* [WHAT THE TASK REQUIRES]: Leave out the pictures and repeat the data exactly.
--- start DATA RECORDS ---
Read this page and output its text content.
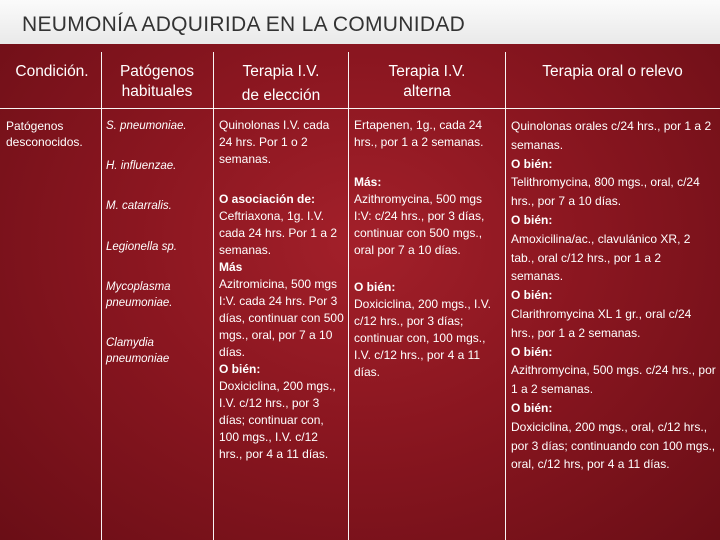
NEUMONÍA ADQUIRIDA EN LA COMUNIDAD
Condición.	Patógenos
habituales
Terapia I.V.
de elección
Terapia I.V.
alterna
Terapia oral o relevo
Patógenos
desconocidos.
S. pneumoniae.
H. influenzae.
M. catarralis.
Legionella sp.
Mycoplasma pneumoniae.
Clamydia pneumoniae
Quinolonas I.V. cada 24 hrs. Por 1 o 2 semanas.
O asociación de:
Ceftriaxona, 1g. I.V. cada 24 hrs. Por 1 a 2 semanas.
Más
Azitromicina, 500 mgs I:V. cada 24 hrs. Por 3 días, continuar con 500 mgs., oral, por 7 a 10 días.
O bién:
Doxiciclina, 200 mgs., I.V. c/12 hrs., por 3 días; continuar con, 100 mgs., I.V. c/12 hrs., por 4 a 11 días.
Ertapenen, 1g., cada 24 hrs., por 1 a 2 semanas.
Más:
Azithromycina, 500 mgs I:V: c/24 hrs., por 3 días, continuar con 500 mgs., oral por 7 a 10 días.
O bién:
Doxiciclina, 200 mgs., I.V. c/12 hrs., por 3 días; continuar con, 100 mgs., I.V. c/12 hrs., por 4 a 11 días.
Quinolonas orales c/24 hrs., por 1 a 2 semanas.
O bién:
Telithromycina, 800 mgs., oral, c/24 hrs., por 7 a 10 días.
O bién:
Amoxicilina/ac., clavulánico XR, 2 tab., oral c/12 hrs., por 1 a 2 semanas.
O bién:
Clarithromycina XL 1 gr., oral c/24 hrs., por 1 a 2 semanas.
O bién:
Azithromycina, 500 mgs. c/24 hrs., por 1 a 2 semanas.
O bién:
Doxiciclina, 200 mgs., oral, c/12 hrs., por 3 días; continuando con 100 mgs., oral, c/12 hrs, por 4 a 11 días.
--- end DATA RECORDS ---
* [CORRECT RESPONSE]:
Read this page and output its text content.
NEUMONÍA ADQUIRIDA EN LA COMUNIDAD
Condición.	Patógenos
habituales
Terapia I.V.
de elección
Terapia I.V.
alterna
Terapia oral o relevo
Patógenos
desconocidos.
S. pneumoniae.
H. influenzae.
M. catarralis.
Legionella sp.
Mycoplasma pneumoniae.
Clamydia pneumoniae
Quinolonas I.V. cada 24 hrs. Por 1 o 2 semanas.
O asociación de:
Ceftriaxona, 1g. I.V. cada 24 hrs. Por 1 a 2 semanas.
Más
Azitromicina, 500 mgs I:V. cada 24 hrs. Por 3 días, continuar con 500 mgs., oral, por 7 a 10 días.
O bién:
Doxiciclina, 200 mgs., I.V. c/12 hrs., por 3 días; continuar con, 100 mgs., I.V. c/12 hrs., por 4 a 11 días.
Ertapenen, 1g., cada 24 hrs., por 1 a 2 semanas.
Más:
Azithromycina, 500 mgs I:V: c/24 hrs., por 3 días, continuar con 500 mgs., oral por 7 a 10 días.
O bién:
Doxiciclina, 200 mgs., I.V. c/12 hrs., por 3 días; continuar con, 100 mgs., I.V. c/12 hrs., por 4 a 11 días.
Quinolonas orales c/24 hrs., por 1 a 2 semanas.
O bién:
Telithromycina, 800 mgs., oral, c/24 hrs., por 7 a 10 días.
O bién:
Amoxicilina/ac., clavulánico XR, 2 tab., oral c/12 hrs., por 1 a 2 semanas.
O bién:
Clarithromycina XL 1 gr., oral c/24 hrs., por 1 a 2 semanas.
O bién:
Azithromycina, 500 mgs. c/24 hrs., por 1 a 2 semanas.
O bién:
Doxiciclina, 200 mgs., oral, c/12 hrs., por 3 días; continuando con 100 mgs., oral, c/12 hrs, por 4 a 11 días.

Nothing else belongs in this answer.